■ **EXERCISE REQUIREMENTS**
Nothing should be left out: output all of the entries exactly.
------------------------------------------------
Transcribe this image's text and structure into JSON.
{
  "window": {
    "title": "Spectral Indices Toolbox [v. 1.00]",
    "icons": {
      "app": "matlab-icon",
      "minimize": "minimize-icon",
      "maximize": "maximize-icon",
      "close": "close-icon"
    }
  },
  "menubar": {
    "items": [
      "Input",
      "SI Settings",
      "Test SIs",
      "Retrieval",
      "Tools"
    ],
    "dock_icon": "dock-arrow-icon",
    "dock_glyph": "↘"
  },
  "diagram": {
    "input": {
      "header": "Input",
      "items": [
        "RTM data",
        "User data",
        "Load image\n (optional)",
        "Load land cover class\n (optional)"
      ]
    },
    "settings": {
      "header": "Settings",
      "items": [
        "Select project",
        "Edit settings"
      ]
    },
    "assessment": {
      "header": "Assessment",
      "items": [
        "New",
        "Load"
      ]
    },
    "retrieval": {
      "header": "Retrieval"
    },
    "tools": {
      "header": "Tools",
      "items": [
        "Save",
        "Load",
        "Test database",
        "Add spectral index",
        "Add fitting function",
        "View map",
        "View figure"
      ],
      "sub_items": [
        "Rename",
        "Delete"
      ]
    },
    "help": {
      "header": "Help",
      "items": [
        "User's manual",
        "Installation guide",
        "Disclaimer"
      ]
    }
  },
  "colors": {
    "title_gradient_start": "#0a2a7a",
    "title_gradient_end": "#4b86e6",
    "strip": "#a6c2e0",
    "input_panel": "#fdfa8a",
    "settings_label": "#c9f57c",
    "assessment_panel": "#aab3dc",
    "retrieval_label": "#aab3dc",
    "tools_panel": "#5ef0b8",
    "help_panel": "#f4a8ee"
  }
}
------------------------------------------------
■ **WRITTEN SOLUTION**
Transcribe this image's text and structure into JSON.
{
  "window": {
    "title": "Spectral Indices Toolbox [v. 1.00]",
    "icons": {
      "app": "matlab-icon",
      "minimize": "minimize-icon",
      "maximize": "maximize-icon",
      "close": "close-icon"
    }
  },
  "menubar": {
    "items": [
      "Input",
      "SI Settings",
      "Test SIs",
      "Retrieval",
      "Tools"
    ],
    "dock_icon": "dock-arrow-icon",
    "dock_glyph": "↘"
  },
  "diagram": {
    "input": {
      "header": "Input",
      "items": [
        "RTM data",
        "User data",
        "Load image\n (optional)",
        "Load land cover class\n (optional)"
      ]
    },
    "settings": {
      "header": "Settings",
      "items": [
        "Select project",
        "Edit settings"
      ]
    },
    "assessment": {
      "header": "Assessment",
      "items": [
        "New",
        "Load"
      ]
    },
    "retrieval": {
      "header": "Retrieval"
    },
    "tools": {
      "header": "Tools",
      "items": [
        "Save",
        "Load",
        "Test database",
        "Add spectral index",
        "Add fitting function",
        "View map",
        "View figure"
      ],
      "sub_items": [
        "Rename",
        "Delete"
      ]
    },
    "help": {
      "header": "Help",
      "items": [
        "User's manual",
        "Installation guide",
        "Disclaimer"
      ]
    }
  },
  "colors": {
    "title_gradient_start": "#0a2a7a",
    "title_gradient_end": "#4b86e6",
    "strip": "#a6c2e0",
    "input_panel": "#fdfa8a",
    "settings_label": "#c9f57c",
    "assessment_panel": "#aab3dc",
    "retrieval_label": "#aab3dc",
    "tools_panel": "#5ef0b8",
    "help_panel": "#f4a8ee"
  }
}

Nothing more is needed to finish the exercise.